◆ Task to carry out:
Keep only the lines of the listing that include the word "Ratio", and copy them.

◆ Collected data entries:
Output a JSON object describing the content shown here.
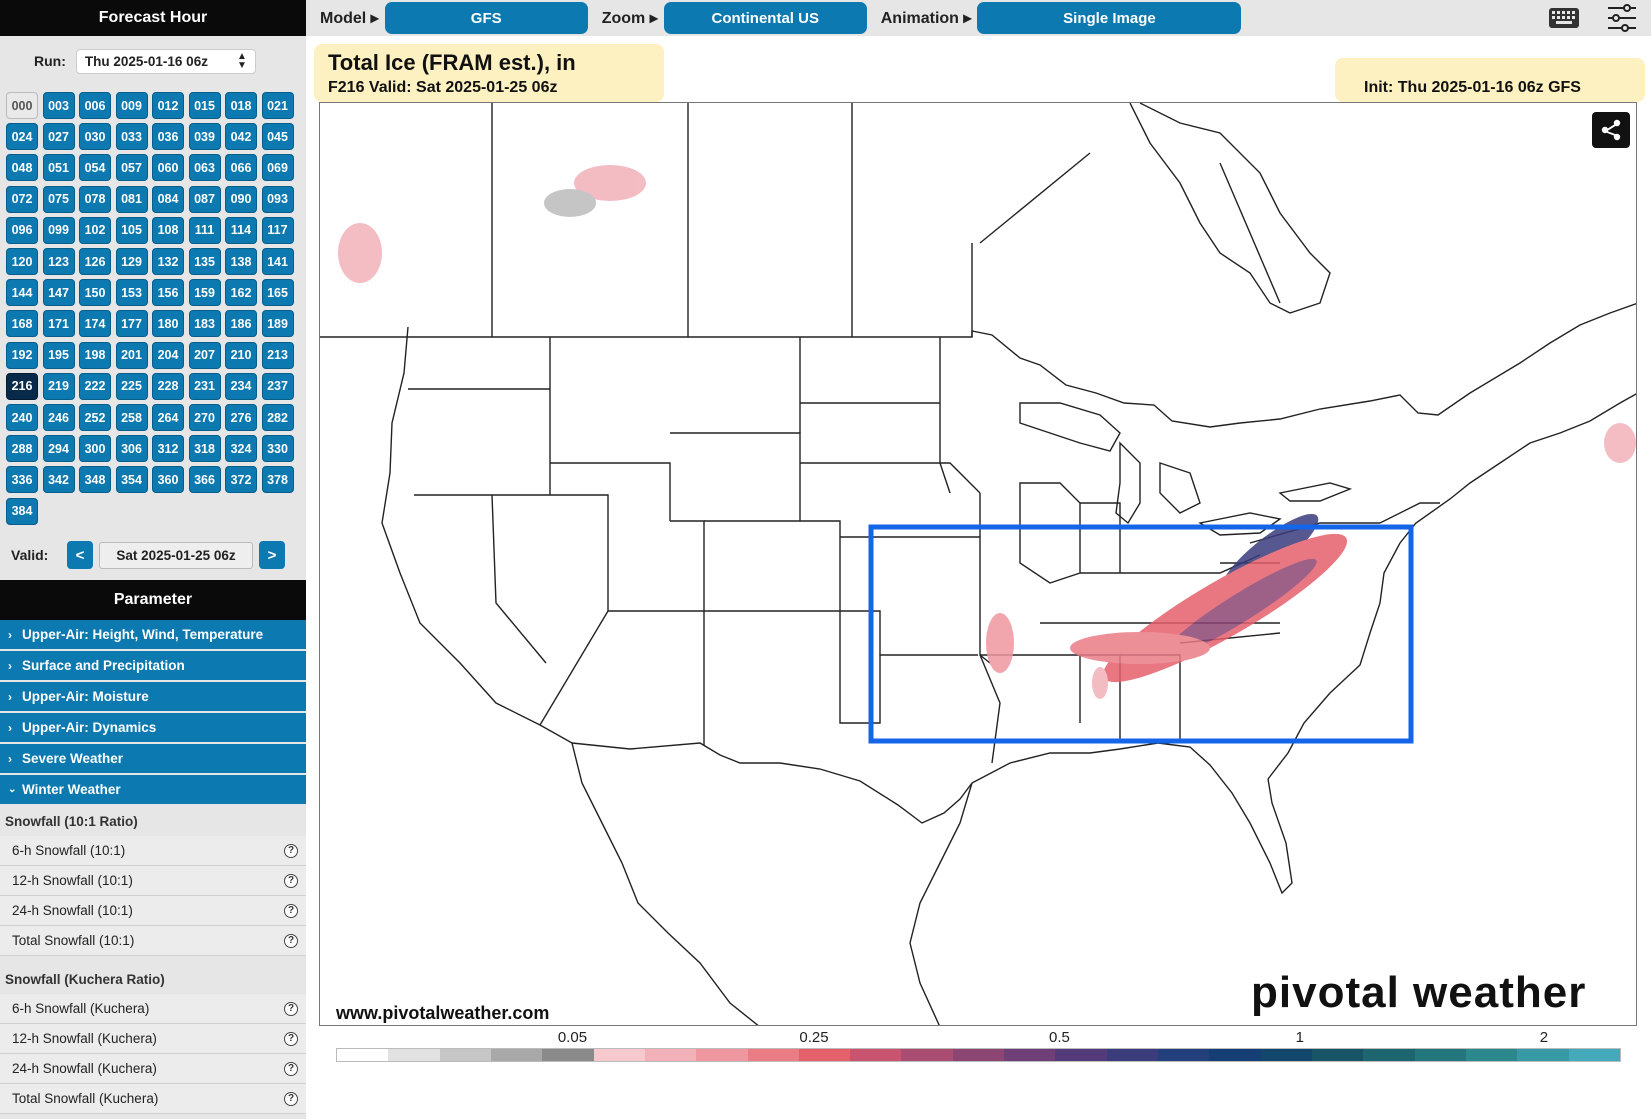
{
  "sidebar": {
    "forecast_header": "Forecast Hour",
    "run_label": "Run:",
    "run_value": "Thu 2025-01-16 06z",
    "hours": [
      "000",
      "003",
      "006",
      "009",
      "012",
      "015",
      "018",
      "021",
      "024",
      "027",
      "030",
      "033",
      "036",
      "039",
      "042",
      "045",
      "048",
      "051",
      "054",
      "057",
      "060",
      "063",
      "066",
      "069",
      "072",
      "075",
      "078",
      "081",
      "084",
      "087",
      "090",
      "093",
      "096",
      "099",
      "102",
      "105",
      "108",
      "111",
      "114",
      "117",
      "120",
      "123",
      "126",
      "129",
      "132",
      "135",
      "138",
      "141",
      "144",
      "147",
      "150",
      "153",
      "156",
      "159",
      "162",
      "165",
      "168",
      "171",
      "174",
      "177",
      "180",
      "183",
      "186",
      "189",
      "192",
      "195",
      "198",
      "201",
      "204",
      "207",
      "210",
      "213",
      "216",
      "219",
      "222",
      "225",
      "228",
      "231",
      "234",
      "237",
      "240",
      "246",
      "252",
      "258",
      "264",
      "270",
      "276",
      "282",
      "288",
      "294",
      "300",
      "306",
      "312",
      "318",
      "324",
      "330",
      "336",
      "342",
      "348",
      "354",
      "360",
      "366",
      "372",
      "378",
      "384"
    ],
    "selected_hour": "216",
    "valid_label": "Valid:",
    "valid_value": "Sat 2025-01-25 06z",
    "prev_label": "<",
    "next_label": ">",
    "parameter_header": "Parameter",
    "categories": [
      "Upper-Air: Height, Wind, Temperature",
      "Surface and Precipitation",
      "Upper-Air: Moisture",
      "Upper-Air: Dynamics",
      "Severe Weather",
      "Winter Weather"
    ],
    "expanded_category": "Winter Weather",
    "groups": [
      {
        "title": "Snowfall (10:1 Ratio)",
        "items": [
          "6-h Snowfall (10:1)",
          "12-h Snowfall (10:1)",
          "24-h Snowfall (10:1)",
          "Total Snowfall (10:1)"
        ]
      },
      {
        "title": "Snowfall (Kuchera Ratio)",
        "items": [
          "6-h Snowfall (Kuchera)",
          "12-h Snowfall (Kuchera)",
          "24-h Snowfall (Kuchera)",
          "Total Snowfall (Kuchera)"
        ]
      }
    ],
    "help_glyph": "?"
  },
  "topbar": {
    "model_label": "Model ▸",
    "model_value": "GFS",
    "zoom_label": "Zoom ▸",
    "zoom_value": "Continental US",
    "animation_label": "Animation ▸",
    "animation_value": "Single Image",
    "icons": [
      "keyboard-icon",
      "sliders-icon"
    ]
  },
  "map": {
    "title": "Total Ice (FRAM est.), in",
    "subtitle": "F216 Valid: Sat 2025-01-25 06z",
    "init": "Init: Thu 2025-01-16 06z GFS",
    "website": "www.pivotalweather.com",
    "brand": "pivotal weather",
    "highlight_color": "#1565e8",
    "share_icon": "share-icon"
  },
  "scale": {
    "ticks": [
      "0.05",
      "0.25",
      "0.5",
      "1",
      "2"
    ],
    "colors": [
      "#ffffff",
      "#e2e2e2",
      "#c6c6c6",
      "#a8a8a8",
      "#8a8a8a",
      "#f6c9cf",
      "#f2b0b8",
      "#ee979f",
      "#ea7c86",
      "#e6606c",
      "#c85470",
      "#a94d72",
      "#8c4674",
      "#6f4078",
      "#533a7a",
      "#3a3c7c",
      "#23407c",
      "#153f74",
      "#13466c",
      "#175566",
      "#1d6670",
      "#23777c",
      "#2b888c",
      "#3799a6",
      "#45a9bc"
    ]
  }
}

◆ Task result:
        "title": "Snowfall (10:1 Ratio)",
        "title": "Snowfall (Kuchera Ratio)",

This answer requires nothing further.